(Items from a figure collection)
+++
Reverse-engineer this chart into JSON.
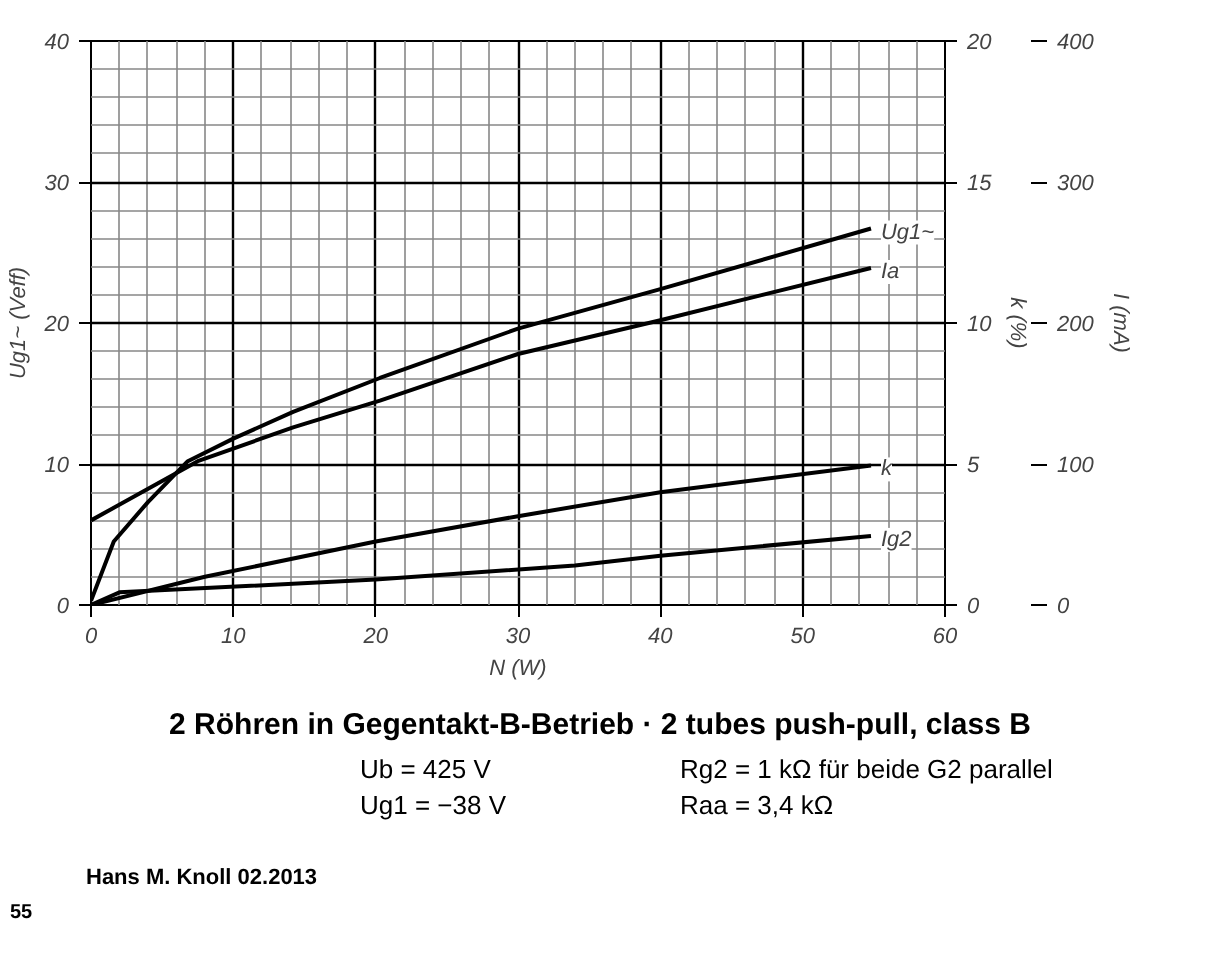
{
  "chart_data": {
    "type": "line",
    "title": "2 Röhren in Gegentakt-B-Betrieb · 2 tubes push-pull, class B",
    "xlabel": "N (W)",
    "ylabel": "Ug1~ (Veff)",
    "y2label": "k (%)",
    "y3label": "I (mA)",
    "xlim": [
      0,
      60
    ],
    "xticks": [
      0,
      10,
      20,
      30,
      40,
      50,
      60
    ],
    "ylim": [
      0,
      40
    ],
    "yticks": [
      0,
      10,
      20,
      30,
      40
    ],
    "y2lim": [
      0,
      20
    ],
    "y2ticks": [
      0,
      5,
      10,
      15,
      20
    ],
    "y3lim": [
      0,
      400
    ],
    "y3ticks": [
      0,
      100,
      200,
      300,
      400
    ],
    "grid": true,
    "legend": "right",
    "marker": "none",
    "line_style": "solid",
    "series": [
      {
        "name": "Ug1~",
        "color": "#000000",
        "x": [
          0,
          1.6,
          4,
          6.8,
          10,
          14.2,
          20.3,
          30,
          40,
          54.8
        ],
        "values": [
          0.3,
          4.5,
          7.3,
          10.2,
          11.8,
          13.7,
          16.1,
          19.6,
          22.4,
          26.7
        ]
      },
      {
        "name": "Ia",
        "color": "#000000",
        "axis": "y3",
        "x": [
          0,
          7.5,
          14.2,
          20.3,
          30,
          40,
          54.8
        ],
        "values": [
          60,
          102,
          126,
          145,
          178,
          202,
          239
        ]
      },
      {
        "name": "k",
        "color": "#000000",
        "axis": "y2",
        "x": [
          0,
          8,
          20,
          30,
          40,
          54.8
        ],
        "values": [
          0,
          1.0,
          2.25,
          3.15,
          4.0,
          4.95
        ]
      },
      {
        "name": "Ig2",
        "color": "#000000",
        "axis": "y3",
        "x": [
          0,
          2,
          20,
          34,
          40,
          54.8
        ],
        "values": [
          0,
          9,
          18,
          28,
          35,
          49
        ]
      }
    ],
    "annotations": [
      "Ub = 425 V",
      "Ug1 = −38 V",
      "Rg2 = 1 kΩ für beide G2 parallel",
      "Raa = 3,4 kΩ",
      "Hans M. Knoll 02.2013",
      "55"
    ]
  }
}
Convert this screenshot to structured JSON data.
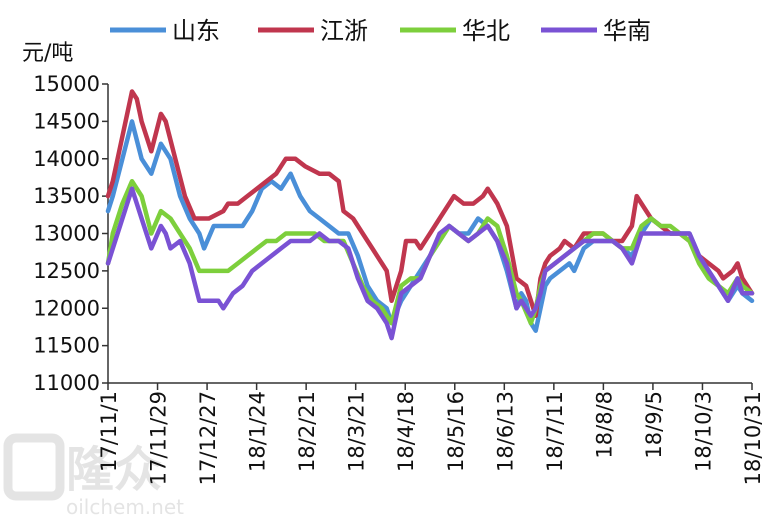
{
  "chart_data": {
    "type": "line",
    "title": "",
    "ylabel": "元/吨",
    "xlabel": "",
    "ylim": [
      11000,
      15000
    ],
    "yticks": [
      11000,
      11500,
      12000,
      12500,
      13000,
      13500,
      14000,
      14500,
      15000
    ],
    "xticks": [
      "17/11/1",
      "17/11/29",
      "17/12/27",
      "18/1/24",
      "18/2/21",
      "18/3/21",
      "18/4/18",
      "18/5/16",
      "18/6/13",
      "18/7/11",
      "18/8/8",
      "18/9/5",
      "18/10/3",
      "18/10/31"
    ],
    "legend_position": "top",
    "series": [
      {
        "name": "山东",
        "color": "#4a8fd8",
        "values": [
          [
            0,
            13300
          ],
          [
            1,
            13500
          ],
          [
            3,
            14000
          ],
          [
            5,
            14500
          ],
          [
            7,
            14000
          ],
          [
            9,
            13800
          ],
          [
            11,
            14200
          ],
          [
            13,
            14000
          ],
          [
            15,
            13500
          ],
          [
            17,
            13200
          ],
          [
            19,
            13000
          ],
          [
            20,
            12800
          ],
          [
            22,
            13100
          ],
          [
            28,
            13100
          ],
          [
            30,
            13300
          ],
          [
            32,
            13600
          ],
          [
            34,
            13700
          ],
          [
            36,
            13600
          ],
          [
            38,
            13800
          ],
          [
            40,
            13500
          ],
          [
            42,
            13300
          ],
          [
            44,
            13200
          ],
          [
            46,
            13100
          ],
          [
            48,
            13000
          ],
          [
            50,
            13000
          ],
          [
            52,
            12700
          ],
          [
            54,
            12300
          ],
          [
            56,
            12100
          ],
          [
            58,
            12000
          ],
          [
            59,
            11800
          ],
          [
            61,
            12100
          ],
          [
            63,
            12300
          ],
          [
            65,
            12500
          ],
          [
            67,
            12700
          ],
          [
            69,
            12900
          ],
          [
            71,
            13100
          ],
          [
            73,
            13000
          ],
          [
            75,
            13000
          ],
          [
            77,
            13200
          ],
          [
            79,
            13100
          ],
          [
            81,
            12900
          ],
          [
            83,
            12500
          ],
          [
            85,
            12000
          ],
          [
            86,
            12200
          ],
          [
            87,
            12100
          ],
          [
            88,
            11800
          ],
          [
            89,
            11700
          ],
          [
            90,
            12000
          ],
          [
            91,
            12300
          ],
          [
            92,
            12400
          ],
          [
            94,
            12500
          ],
          [
            96,
            12600
          ],
          [
            97,
            12500
          ],
          [
            99,
            12800
          ],
          [
            101,
            12900
          ],
          [
            103,
            12900
          ],
          [
            105,
            12900
          ],
          [
            107,
            12800
          ],
          [
            109,
            12700
          ],
          [
            111,
            13000
          ],
          [
            113,
            13200
          ],
          [
            115,
            13100
          ],
          [
            117,
            13000
          ],
          [
            119,
            13000
          ],
          [
            121,
            13000
          ],
          [
            123,
            12700
          ],
          [
            125,
            12500
          ],
          [
            127,
            12300
          ],
          [
            129,
            12100
          ],
          [
            131,
            12300
          ],
          [
            132,
            12200
          ],
          [
            134,
            12100
          ]
        ]
      },
      {
        "name": "江浙",
        "color": "#c0364e",
        "values": [
          [
            0,
            13500
          ],
          [
            1,
            13700
          ],
          [
            3,
            14300
          ],
          [
            5,
            14900
          ],
          [
            6,
            14800
          ],
          [
            7,
            14500
          ],
          [
            9,
            14100
          ],
          [
            11,
            14600
          ],
          [
            12,
            14500
          ],
          [
            14,
            14000
          ],
          [
            16,
            13500
          ],
          [
            18,
            13200
          ],
          [
            21,
            13200
          ],
          [
            24,
            13300
          ],
          [
            25,
            13400
          ],
          [
            27,
            13400
          ],
          [
            29,
            13500
          ],
          [
            31,
            13600
          ],
          [
            33,
            13700
          ],
          [
            35,
            13800
          ],
          [
            37,
            14000
          ],
          [
            39,
            14000
          ],
          [
            41,
            13900
          ],
          [
            44,
            13800
          ],
          [
            46,
            13800
          ],
          [
            48,
            13700
          ],
          [
            49,
            13300
          ],
          [
            51,
            13200
          ],
          [
            53,
            13000
          ],
          [
            55,
            12800
          ],
          [
            57,
            12600
          ],
          [
            58,
            12500
          ],
          [
            59,
            12100
          ],
          [
            60,
            12300
          ],
          [
            61,
            12500
          ],
          [
            62,
            12900
          ],
          [
            64,
            12900
          ],
          [
            65,
            12800
          ],
          [
            67,
            13000
          ],
          [
            69,
            13200
          ],
          [
            71,
            13400
          ],
          [
            72,
            13500
          ],
          [
            74,
            13400
          ],
          [
            76,
            13400
          ],
          [
            78,
            13500
          ],
          [
            79,
            13600
          ],
          [
            81,
            13400
          ],
          [
            83,
            13100
          ],
          [
            85,
            12400
          ],
          [
            87,
            12300
          ],
          [
            89,
            11900
          ],
          [
            90,
            12400
          ],
          [
            91,
            12600
          ],
          [
            92,
            12700
          ],
          [
            94,
            12800
          ],
          [
            95,
            12900
          ],
          [
            97,
            12800
          ],
          [
            99,
            13000
          ],
          [
            101,
            13000
          ],
          [
            103,
            13000
          ],
          [
            105,
            12900
          ],
          [
            107,
            12900
          ],
          [
            109,
            13100
          ],
          [
            110,
            13500
          ],
          [
            111,
            13400
          ],
          [
            113,
            13200
          ],
          [
            115,
            13100
          ],
          [
            117,
            13000
          ],
          [
            119,
            13000
          ],
          [
            121,
            12900
          ],
          [
            123,
            12700
          ],
          [
            125,
            12600
          ],
          [
            127,
            12500
          ],
          [
            128,
            12400
          ],
          [
            130,
            12500
          ],
          [
            131,
            12600
          ],
          [
            132,
            12400
          ],
          [
            134,
            12200
          ]
        ]
      },
      {
        "name": "华北",
        "color": "#7dcf3c",
        "values": [
          [
            0,
            12600
          ],
          [
            1,
            13000
          ],
          [
            3,
            13400
          ],
          [
            5,
            13700
          ],
          [
            7,
            13500
          ],
          [
            9,
            13000
          ],
          [
            11,
            13300
          ],
          [
            13,
            13200
          ],
          [
            15,
            13000
          ],
          [
            17,
            12800
          ],
          [
            19,
            12500
          ],
          [
            21,
            12500
          ],
          [
            23,
            12500
          ],
          [
            25,
            12500
          ],
          [
            27,
            12600
          ],
          [
            29,
            12700
          ],
          [
            31,
            12800
          ],
          [
            33,
            12900
          ],
          [
            35,
            12900
          ],
          [
            37,
            13000
          ],
          [
            39,
            13000
          ],
          [
            41,
            13000
          ],
          [
            43,
            13000
          ],
          [
            45,
            12900
          ],
          [
            47,
            12900
          ],
          [
            49,
            12900
          ],
          [
            51,
            12600
          ],
          [
            53,
            12300
          ],
          [
            55,
            12100
          ],
          [
            57,
            12000
          ],
          [
            59,
            11800
          ],
          [
            61,
            12300
          ],
          [
            63,
            12400
          ],
          [
            65,
            12400
          ],
          [
            67,
            12700
          ],
          [
            69,
            12900
          ],
          [
            71,
            13100
          ],
          [
            73,
            13000
          ],
          [
            75,
            12900
          ],
          [
            77,
            13000
          ],
          [
            79,
            13200
          ],
          [
            81,
            13100
          ],
          [
            83,
            12700
          ],
          [
            85,
            12200
          ],
          [
            86,
            12100
          ],
          [
            88,
            11800
          ],
          [
            89,
            12000
          ],
          [
            90,
            12300
          ],
          [
            91,
            12500
          ],
          [
            93,
            12600
          ],
          [
            95,
            12700
          ],
          [
            97,
            12800
          ],
          [
            99,
            12900
          ],
          [
            101,
            13000
          ],
          [
            103,
            13000
          ],
          [
            105,
            12900
          ],
          [
            107,
            12800
          ],
          [
            109,
            12800
          ],
          [
            111,
            13100
          ],
          [
            113,
            13200
          ],
          [
            115,
            13100
          ],
          [
            117,
            13100
          ],
          [
            119,
            13000
          ],
          [
            121,
            12900
          ],
          [
            123,
            12600
          ],
          [
            125,
            12400
          ],
          [
            127,
            12300
          ],
          [
            129,
            12200
          ],
          [
            131,
            12400
          ],
          [
            132,
            12300
          ],
          [
            134,
            12200
          ]
        ]
      },
      {
        "name": "华南",
        "color": "#7a52d4",
        "values": [
          [
            0,
            12600
          ],
          [
            1,
            12800
          ],
          [
            3,
            13200
          ],
          [
            5,
            13600
          ],
          [
            6,
            13400
          ],
          [
            7,
            13200
          ],
          [
            9,
            12800
          ],
          [
            11,
            13100
          ],
          [
            12,
            13000
          ],
          [
            13,
            12800
          ],
          [
            15,
            12900
          ],
          [
            17,
            12600
          ],
          [
            19,
            12100
          ],
          [
            21,
            12100
          ],
          [
            23,
            12100
          ],
          [
            24,
            12000
          ],
          [
            26,
            12200
          ],
          [
            28,
            12300
          ],
          [
            30,
            12500
          ],
          [
            32,
            12600
          ],
          [
            34,
            12700
          ],
          [
            36,
            12800
          ],
          [
            38,
            12900
          ],
          [
            40,
            12900
          ],
          [
            42,
            12900
          ],
          [
            44,
            13000
          ],
          [
            46,
            12900
          ],
          [
            48,
            12900
          ],
          [
            50,
            12800
          ],
          [
            52,
            12400
          ],
          [
            54,
            12100
          ],
          [
            56,
            12000
          ],
          [
            58,
            11800
          ],
          [
            59,
            11600
          ],
          [
            61,
            12200
          ],
          [
            63,
            12300
          ],
          [
            65,
            12400
          ],
          [
            67,
            12700
          ],
          [
            69,
            13000
          ],
          [
            71,
            13100
          ],
          [
            73,
            13000
          ],
          [
            75,
            12900
          ],
          [
            77,
            13000
          ],
          [
            79,
            13100
          ],
          [
            81,
            12900
          ],
          [
            83,
            12600
          ],
          [
            85,
            12000
          ],
          [
            86,
            12100
          ],
          [
            88,
            11900
          ],
          [
            89,
            12000
          ],
          [
            90,
            12200
          ],
          [
            91,
            12500
          ],
          [
            93,
            12600
          ],
          [
            95,
            12700
          ],
          [
            97,
            12800
          ],
          [
            99,
            12900
          ],
          [
            101,
            12900
          ],
          [
            103,
            12900
          ],
          [
            105,
            12900
          ],
          [
            107,
            12800
          ],
          [
            109,
            12600
          ],
          [
            111,
            13000
          ],
          [
            113,
            13000
          ],
          [
            115,
            13000
          ],
          [
            117,
            13000
          ],
          [
            119,
            13000
          ],
          [
            121,
            13000
          ],
          [
            123,
            12700
          ],
          [
            125,
            12500
          ],
          [
            127,
            12300
          ],
          [
            129,
            12100
          ],
          [
            131,
            12400
          ],
          [
            132,
            12200
          ],
          [
            134,
            12200
          ]
        ]
      }
    ],
    "watermark": {
      "text": "隆众",
      "subtext": "oilchem.net"
    }
  }
}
+++
Problem to work on →
Scan the records for the string "name". Copy each line in which it appears.

Solved exercise →
        "name": "Ug1~",
        "name": "Ia",
        "name": "k",
        "name": "Ig2",
        "name": "山东",
        "name": "江浙",
        "name": "华北",
        "name": "华南",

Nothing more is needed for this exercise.